## [RECORDS PROVIDED]

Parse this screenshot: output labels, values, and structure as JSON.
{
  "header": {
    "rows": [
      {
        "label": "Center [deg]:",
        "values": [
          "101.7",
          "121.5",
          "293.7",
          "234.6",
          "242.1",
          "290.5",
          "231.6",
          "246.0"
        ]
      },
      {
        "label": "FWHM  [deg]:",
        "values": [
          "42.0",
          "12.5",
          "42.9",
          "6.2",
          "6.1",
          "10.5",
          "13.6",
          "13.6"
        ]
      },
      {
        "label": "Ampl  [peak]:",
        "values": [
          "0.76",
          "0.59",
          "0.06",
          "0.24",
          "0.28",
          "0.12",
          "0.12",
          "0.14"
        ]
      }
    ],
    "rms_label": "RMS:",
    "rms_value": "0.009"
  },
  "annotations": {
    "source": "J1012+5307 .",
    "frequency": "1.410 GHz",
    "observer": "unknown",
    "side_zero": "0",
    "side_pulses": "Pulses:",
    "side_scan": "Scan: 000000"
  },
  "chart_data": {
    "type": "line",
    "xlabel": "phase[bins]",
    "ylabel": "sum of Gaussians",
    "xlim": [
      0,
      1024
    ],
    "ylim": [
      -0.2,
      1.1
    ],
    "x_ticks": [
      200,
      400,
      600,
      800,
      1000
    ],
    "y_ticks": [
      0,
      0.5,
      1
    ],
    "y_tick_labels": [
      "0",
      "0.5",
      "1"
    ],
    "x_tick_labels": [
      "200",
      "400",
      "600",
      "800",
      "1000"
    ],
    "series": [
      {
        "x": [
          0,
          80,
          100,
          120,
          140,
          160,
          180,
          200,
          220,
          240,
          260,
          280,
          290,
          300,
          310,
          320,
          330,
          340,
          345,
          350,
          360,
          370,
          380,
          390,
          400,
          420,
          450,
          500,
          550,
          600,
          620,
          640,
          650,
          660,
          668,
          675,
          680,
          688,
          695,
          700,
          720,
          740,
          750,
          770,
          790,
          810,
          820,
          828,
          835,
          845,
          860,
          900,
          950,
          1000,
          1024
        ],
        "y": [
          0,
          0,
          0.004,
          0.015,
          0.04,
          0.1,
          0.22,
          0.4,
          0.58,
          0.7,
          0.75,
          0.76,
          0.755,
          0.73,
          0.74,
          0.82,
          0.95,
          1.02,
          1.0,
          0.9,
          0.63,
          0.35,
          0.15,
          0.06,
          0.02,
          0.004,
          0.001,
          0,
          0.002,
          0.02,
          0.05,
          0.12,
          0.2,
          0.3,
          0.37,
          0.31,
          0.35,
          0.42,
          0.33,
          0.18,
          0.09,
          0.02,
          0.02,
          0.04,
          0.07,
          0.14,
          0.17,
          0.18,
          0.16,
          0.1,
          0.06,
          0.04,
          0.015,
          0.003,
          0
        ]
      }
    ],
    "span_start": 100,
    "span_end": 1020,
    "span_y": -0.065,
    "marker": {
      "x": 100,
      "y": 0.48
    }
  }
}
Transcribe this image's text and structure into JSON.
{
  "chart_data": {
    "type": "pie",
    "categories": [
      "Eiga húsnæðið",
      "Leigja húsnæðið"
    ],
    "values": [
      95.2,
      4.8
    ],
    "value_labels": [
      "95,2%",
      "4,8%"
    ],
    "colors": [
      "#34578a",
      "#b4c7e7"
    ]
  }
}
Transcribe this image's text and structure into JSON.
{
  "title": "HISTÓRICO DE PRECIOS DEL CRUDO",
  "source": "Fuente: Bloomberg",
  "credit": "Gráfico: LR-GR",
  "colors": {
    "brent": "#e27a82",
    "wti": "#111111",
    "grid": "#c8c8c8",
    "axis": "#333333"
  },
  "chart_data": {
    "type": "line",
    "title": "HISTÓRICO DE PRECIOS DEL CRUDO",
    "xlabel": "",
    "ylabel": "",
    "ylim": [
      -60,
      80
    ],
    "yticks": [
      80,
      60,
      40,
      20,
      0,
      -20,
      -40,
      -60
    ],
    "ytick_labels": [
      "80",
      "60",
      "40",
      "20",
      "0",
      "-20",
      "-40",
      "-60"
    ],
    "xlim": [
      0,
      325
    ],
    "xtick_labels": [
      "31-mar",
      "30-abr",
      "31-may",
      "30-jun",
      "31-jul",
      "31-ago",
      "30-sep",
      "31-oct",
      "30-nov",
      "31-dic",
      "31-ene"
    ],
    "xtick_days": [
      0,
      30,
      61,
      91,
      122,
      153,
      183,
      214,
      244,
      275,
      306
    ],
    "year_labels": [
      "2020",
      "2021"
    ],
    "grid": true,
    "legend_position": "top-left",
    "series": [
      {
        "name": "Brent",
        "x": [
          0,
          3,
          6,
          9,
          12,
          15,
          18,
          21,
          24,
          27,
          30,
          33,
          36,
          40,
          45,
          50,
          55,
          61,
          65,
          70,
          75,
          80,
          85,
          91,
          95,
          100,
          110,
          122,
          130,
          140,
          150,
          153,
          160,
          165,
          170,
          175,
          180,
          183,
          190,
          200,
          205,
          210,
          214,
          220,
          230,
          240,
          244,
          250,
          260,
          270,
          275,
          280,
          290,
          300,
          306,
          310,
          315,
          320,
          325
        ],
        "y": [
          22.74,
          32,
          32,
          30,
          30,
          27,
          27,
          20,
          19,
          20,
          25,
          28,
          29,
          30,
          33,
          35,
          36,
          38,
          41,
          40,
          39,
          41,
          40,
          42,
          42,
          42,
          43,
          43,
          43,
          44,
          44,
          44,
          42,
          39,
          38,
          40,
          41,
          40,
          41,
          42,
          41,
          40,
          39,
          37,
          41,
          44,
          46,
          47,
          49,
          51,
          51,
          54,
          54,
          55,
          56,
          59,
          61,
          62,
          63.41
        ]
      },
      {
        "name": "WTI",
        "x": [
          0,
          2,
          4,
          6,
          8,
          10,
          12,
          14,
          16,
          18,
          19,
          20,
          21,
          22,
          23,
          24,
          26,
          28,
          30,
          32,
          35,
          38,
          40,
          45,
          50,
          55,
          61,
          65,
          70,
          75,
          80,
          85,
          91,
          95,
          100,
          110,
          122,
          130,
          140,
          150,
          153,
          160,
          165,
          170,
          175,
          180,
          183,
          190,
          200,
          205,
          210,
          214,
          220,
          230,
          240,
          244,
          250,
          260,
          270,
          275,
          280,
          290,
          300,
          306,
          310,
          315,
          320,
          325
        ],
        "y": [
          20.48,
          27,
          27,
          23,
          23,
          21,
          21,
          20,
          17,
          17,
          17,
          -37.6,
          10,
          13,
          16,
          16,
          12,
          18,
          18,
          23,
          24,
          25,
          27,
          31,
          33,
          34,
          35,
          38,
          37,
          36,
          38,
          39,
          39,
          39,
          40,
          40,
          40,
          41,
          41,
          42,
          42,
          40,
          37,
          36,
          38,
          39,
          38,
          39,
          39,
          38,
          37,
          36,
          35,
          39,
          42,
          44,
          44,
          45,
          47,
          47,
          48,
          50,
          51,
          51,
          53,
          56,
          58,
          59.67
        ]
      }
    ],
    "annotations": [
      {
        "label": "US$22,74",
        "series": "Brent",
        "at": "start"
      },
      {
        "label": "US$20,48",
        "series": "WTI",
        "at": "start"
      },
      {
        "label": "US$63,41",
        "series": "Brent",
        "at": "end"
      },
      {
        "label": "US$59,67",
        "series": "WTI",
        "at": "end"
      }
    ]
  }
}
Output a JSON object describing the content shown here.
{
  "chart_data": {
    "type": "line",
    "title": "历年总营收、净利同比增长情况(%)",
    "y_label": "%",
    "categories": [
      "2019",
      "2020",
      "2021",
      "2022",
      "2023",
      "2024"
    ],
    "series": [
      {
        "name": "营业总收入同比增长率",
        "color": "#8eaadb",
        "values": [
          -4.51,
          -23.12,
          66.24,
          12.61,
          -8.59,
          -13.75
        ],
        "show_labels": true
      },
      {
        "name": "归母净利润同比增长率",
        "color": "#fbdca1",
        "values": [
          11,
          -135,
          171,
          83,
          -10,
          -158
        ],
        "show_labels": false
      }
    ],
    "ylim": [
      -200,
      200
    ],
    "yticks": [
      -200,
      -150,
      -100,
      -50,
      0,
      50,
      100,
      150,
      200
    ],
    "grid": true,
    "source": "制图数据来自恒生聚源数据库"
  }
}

## [TO BE DONE]
Every line above that contains the word "CRUDO" should be reported.

## [OUTPUT OF THE EXERCISE]
  "title": "HISTÓRICO DE PRECIOS DEL CRUDO",
    "title": "HISTÓRICO DE PRECIOS DEL CRUDO",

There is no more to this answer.